# Start of Stored data

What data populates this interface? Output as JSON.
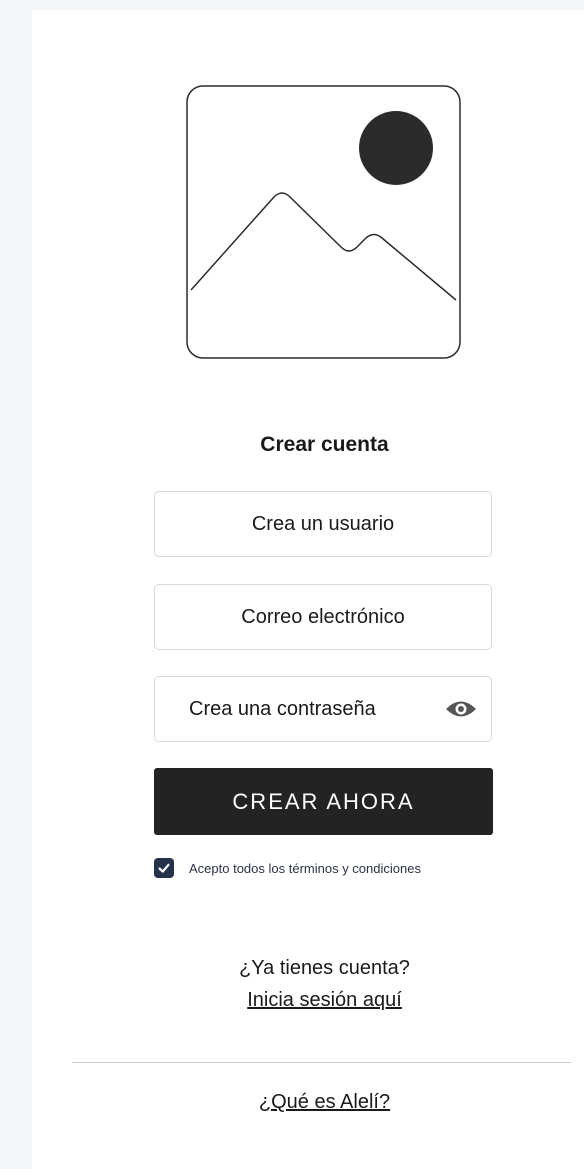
{
  "header": {
    "title": "Crear cuenta",
    "image_icon": "image-placeholder-icon"
  },
  "form": {
    "username_placeholder": "Crea un usuario",
    "email_placeholder": "Correo electrónico",
    "password_placeholder": "Crea una contraseña",
    "password_toggle_icon": "eye-icon",
    "submit_label": "CREAR AHORA",
    "terms_label": "Acepto todos los términos y condiciones",
    "terms_checked": true
  },
  "footer": {
    "have_account": "¿Ya tienes cuenta?",
    "login_link": "Inicia sesión aquí",
    "about_link": "¿Qué es Alelí?"
  },
  "colors": {
    "background": "#f3f6fb",
    "card": "#ffffff",
    "button": "#232323",
    "checkbox": "#24324a",
    "field_border": "#d7d9dc"
  }
}
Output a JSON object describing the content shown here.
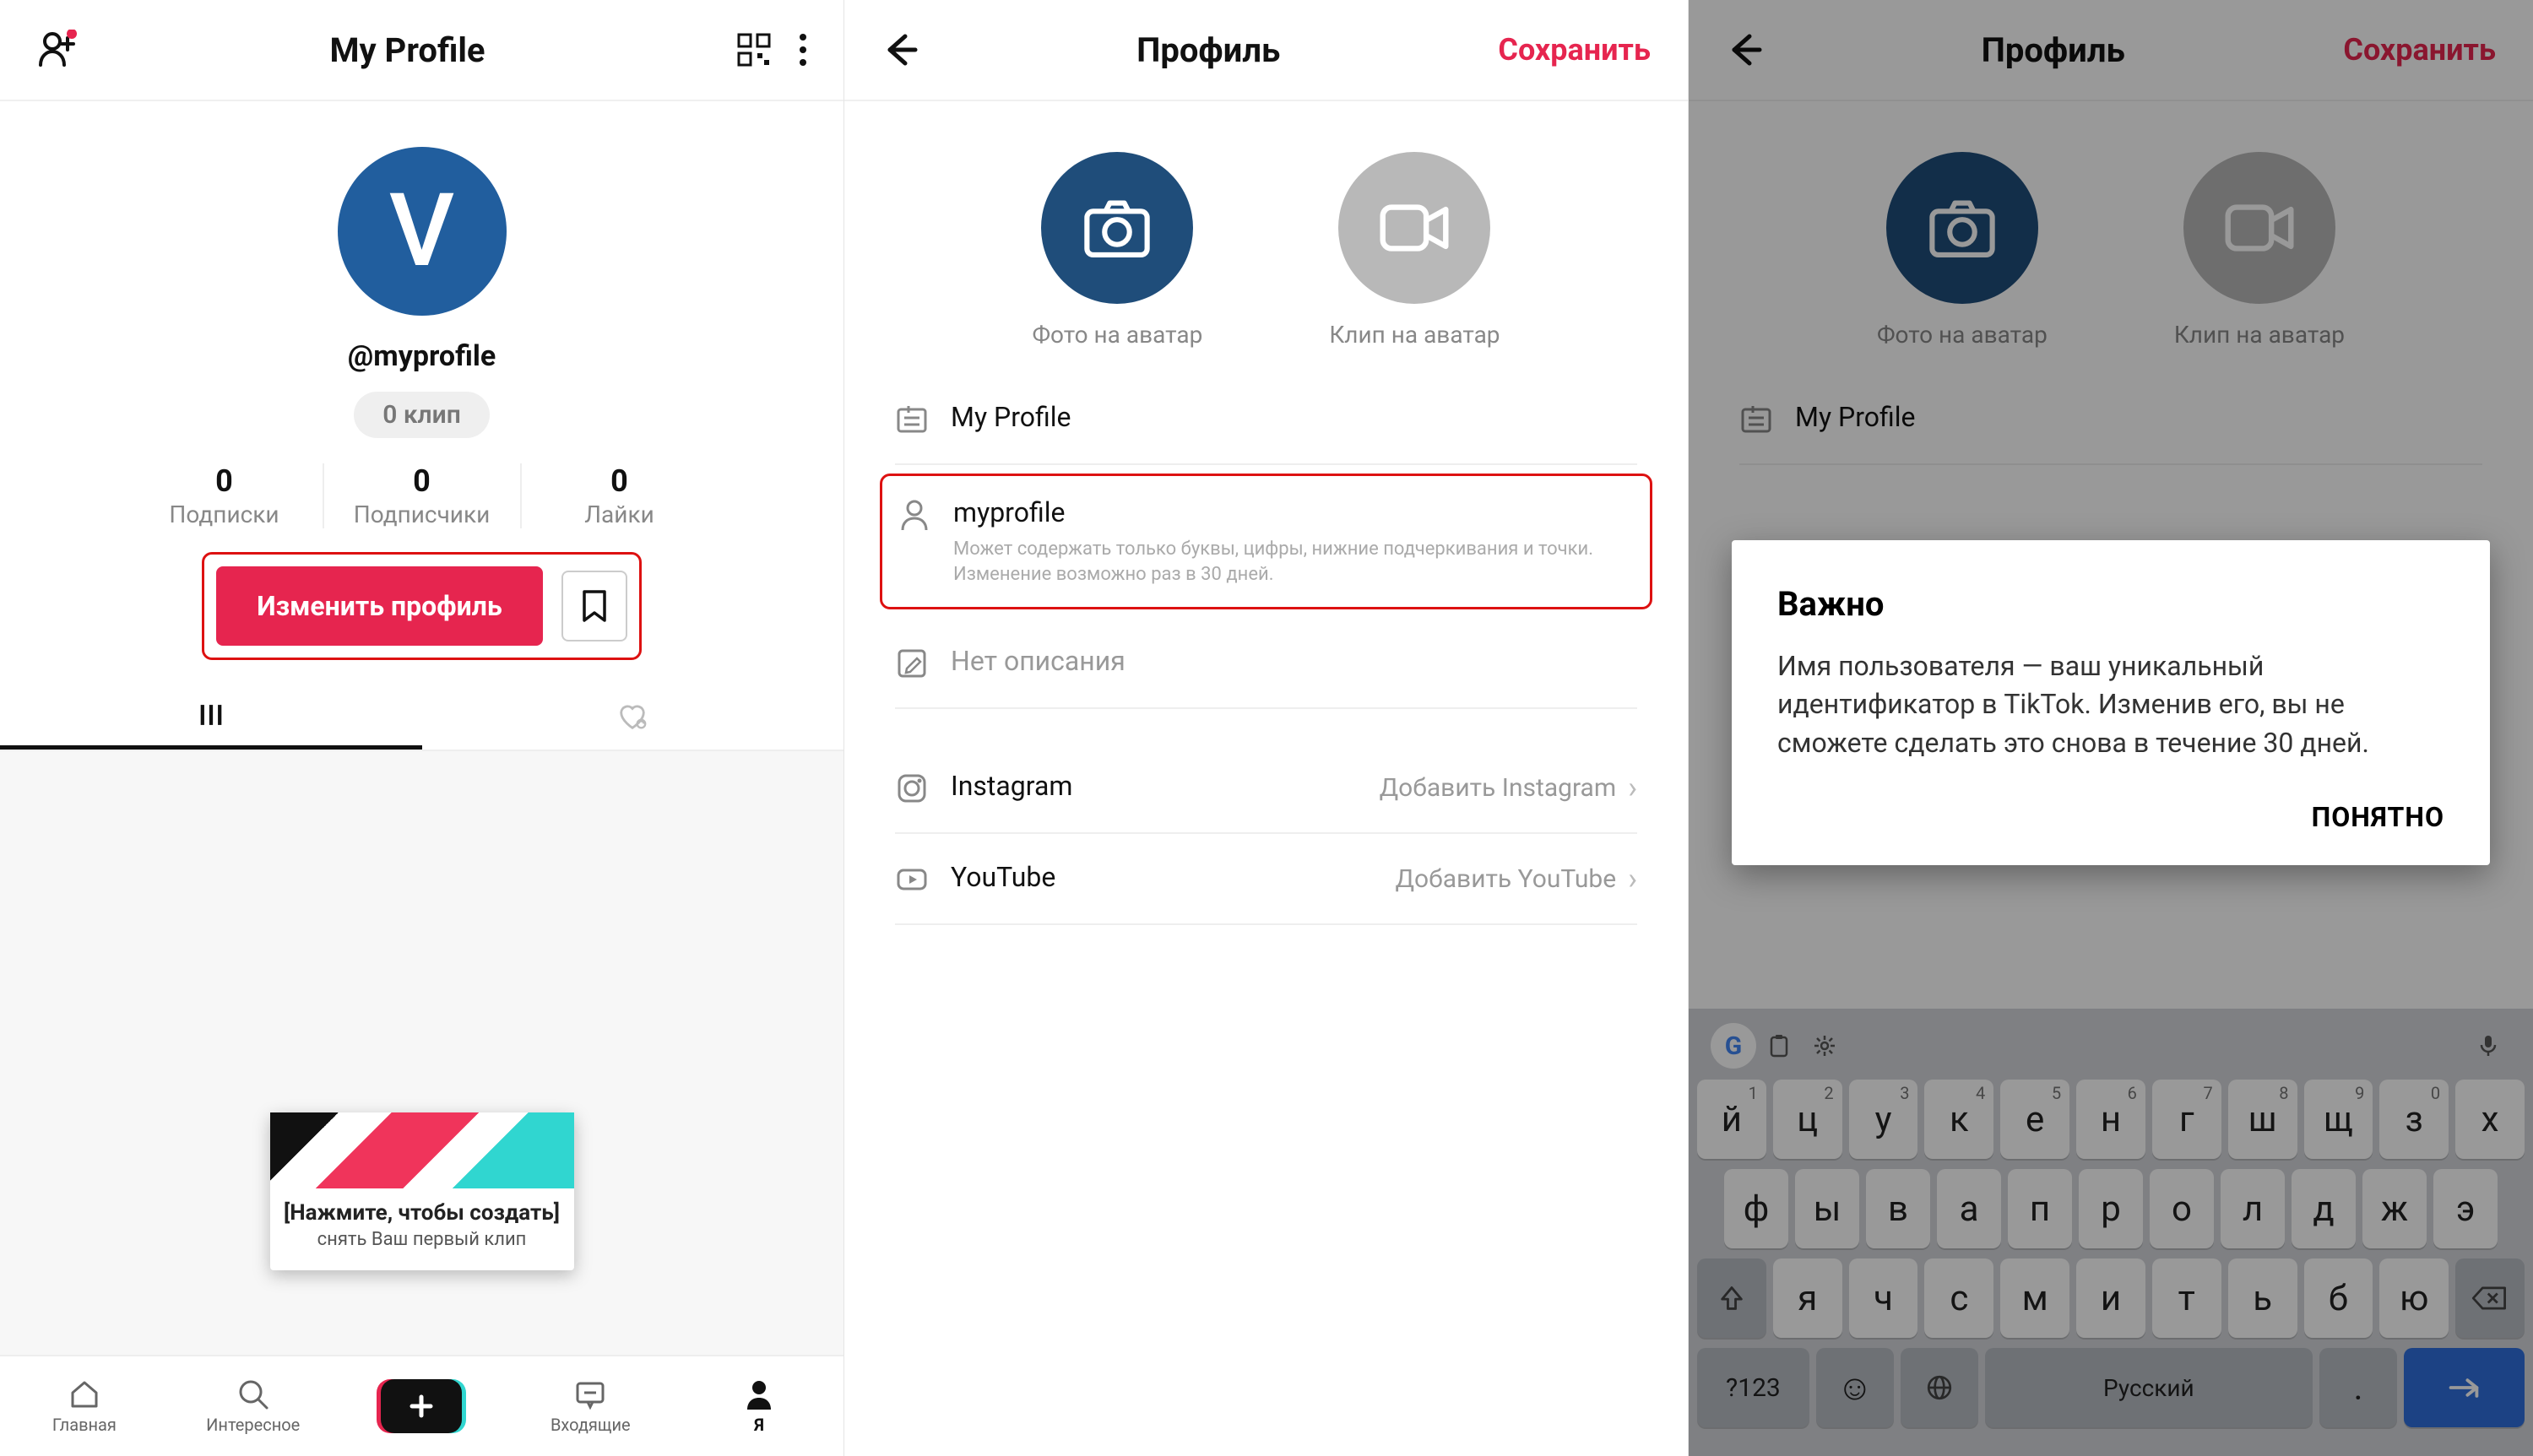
{
  "panel1": {
    "header_title": "My Profile",
    "avatar_letter": "V",
    "username": "@myprofile",
    "clip_pill": "0 клип",
    "stats": [
      {
        "num": "0",
        "label": "Подписки"
      },
      {
        "num": "0",
        "label": "Подписчики"
      },
      {
        "num": "0",
        "label": "Лайки"
      }
    ],
    "edit_profile": "Изменить профиль",
    "tooltip_l1": "[Нажмите, чтобы создать]",
    "tooltip_l2": "снять Ваш первый клип",
    "nav": {
      "home": "Главная",
      "discover": "Интересное",
      "inbox": "Входящие",
      "me": "Я"
    }
  },
  "panel2": {
    "title": "Профиль",
    "save": "Сохранить",
    "avatar_photo": "Фото на аватар",
    "avatar_clip": "Клип на аватар",
    "display_name": "My Profile",
    "username": "myprofile",
    "username_hint": "Может содержать только буквы, цифры, нижние подчеркивания и точки. Изменение возможно раз в 30 дней.",
    "bio_placeholder": "Нет описания",
    "instagram_label": "Instagram",
    "instagram_action": "Добавить Instagram",
    "youtube_label": "YouTube",
    "youtube_action": "Добавить YouTube"
  },
  "panel3": {
    "title": "Профиль",
    "save": "Сохранить",
    "avatar_photo": "Фото на аватар",
    "avatar_clip": "Клип на аватар",
    "display_name": "My Profile",
    "dialog_title": "Важно",
    "dialog_body": "Имя пользователя — ваш уникальный идентификатор в TikTok. Изменив его, вы не сможете сделать это снова в течение 30 дней.",
    "dialog_ok": "ПОНЯТНО",
    "keyboard": {
      "row1": [
        {
          "k": "й",
          "n": "1"
        },
        {
          "k": "ц",
          "n": "2"
        },
        {
          "k": "у",
          "n": "3"
        },
        {
          "k": "к",
          "n": "4"
        },
        {
          "k": "е",
          "n": "5"
        },
        {
          "k": "н",
          "n": "6"
        },
        {
          "k": "г",
          "n": "7"
        },
        {
          "k": "ш",
          "n": "8"
        },
        {
          "k": "щ",
          "n": "9"
        },
        {
          "k": "з",
          "n": "0"
        },
        {
          "k": "х",
          "n": ""
        }
      ],
      "row2": [
        "ф",
        "ы",
        "в",
        "а",
        "п",
        "р",
        "о",
        "л",
        "д",
        "ж",
        "э"
      ],
      "row3": [
        "я",
        "ч",
        "с",
        "м",
        "и",
        "т",
        "ь",
        "б",
        "ю"
      ],
      "mode": "?123",
      "lang": "Русский"
    }
  }
}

# End of Stored data

* **What you need to do**
Pictures are not part of the copy; reproduce everything else in the records exactly.

* **Task result**
What data populates this interface? Output as JSON.
{
  "header": {
    "title": "Crear cuenta",
    "image_icon": "image-placeholder-icon"
  },
  "form": {
    "username_placeholder": "Crea un usuario",
    "email_placeholder": "Correo electrónico",
    "password_placeholder": "Crea una contraseña",
    "password_toggle_icon": "eye-icon",
    "submit_label": "CREAR AHORA",
    "terms_label": "Acepto todos los términos y condiciones",
    "terms_checked": true
  },
  "footer": {
    "have_account": "¿Ya tienes cuenta?",
    "login_link": "Inicia sesión aquí",
    "about_link": "¿Qué es Alelí?"
  },
  "colors": {
    "background": "#f3f6fb",
    "card": "#ffffff",
    "button": "#232323",
    "checkbox": "#24324a",
    "field_border": "#d7d9dc"
  }
}
Output a JSON object describing the content shown here.
{
  "panel1": {
    "header_title": "My Profile",
    "avatar_letter": "V",
    "username": "@myprofile",
    "clip_pill": "0 клип",
    "stats": [
      {
        "num": "0",
        "label": "Подписки"
      },
      {
        "num": "0",
        "label": "Подписчики"
      },
      {
        "num": "0",
        "label": "Лайки"
      }
    ],
    "edit_profile": "Изменить профиль",
    "tooltip_l1": "[Нажмите, чтобы создать]",
    "tooltip_l2": "снять Ваш первый клип",
    "nav": {
      "home": "Главная",
      "discover": "Интересное",
      "inbox": "Входящие",
      "me": "Я"
    }
  },
  "panel2": {
    "title": "Профиль",
    "save": "Сохранить",
    "avatar_photo": "Фото на аватар",
    "avatar_clip": "Клип на аватар",
    "display_name": "My Profile",
    "username": "myprofile",
    "username_hint": "Может содержать только буквы, цифры, нижние подчеркивания и точки. Изменение возможно раз в 30 дней.",
    "bio_placeholder": "Нет описания",
    "instagram_label": "Instagram",
    "instagram_action": "Добавить Instagram",
    "youtube_label": "YouTube",
    "youtube_action": "Добавить YouTube"
  },
  "panel3": {
    "title": "Профиль",
    "save": "Сохранить",
    "avatar_photo": "Фото на аватар",
    "avatar_clip": "Клип на аватар",
    "display_name": "My Profile",
    "dialog_title": "Важно",
    "dialog_body": "Имя пользователя — ваш уникальный идентификатор в TikTok. Изменив его, вы не сможете сделать это снова в течение 30 дней.",
    "dialog_ok": "ПОНЯТНО",
    "keyboard": {
      "row1": [
        {
          "k": "й",
          "n": "1"
        },
        {
          "k": "ц",
          "n": "2"
        },
        {
          "k": "у",
          "n": "3"
        },
        {
          "k": "к",
          "n": "4"
        },
        {
          "k": "е",
          "n": "5"
        },
        {
          "k": "н",
          "n": "6"
        },
        {
          "k": "г",
          "n": "7"
        },
        {
          "k": "ш",
          "n": "8"
        },
        {
          "k": "щ",
          "n": "9"
        },
        {
          "k": "з",
          "n": "0"
        },
        {
          "k": "х",
          "n": ""
        }
      ],
      "row2": [
        "ф",
        "ы",
        "в",
        "а",
        "п",
        "р",
        "о",
        "л",
        "д",
        "ж",
        "э"
      ],
      "row3": [
        "я",
        "ч",
        "с",
        "м",
        "и",
        "т",
        "ь",
        "б",
        "ю"
      ],
      "mode": "?123",
      "lang": "Русский"
    }
  }
}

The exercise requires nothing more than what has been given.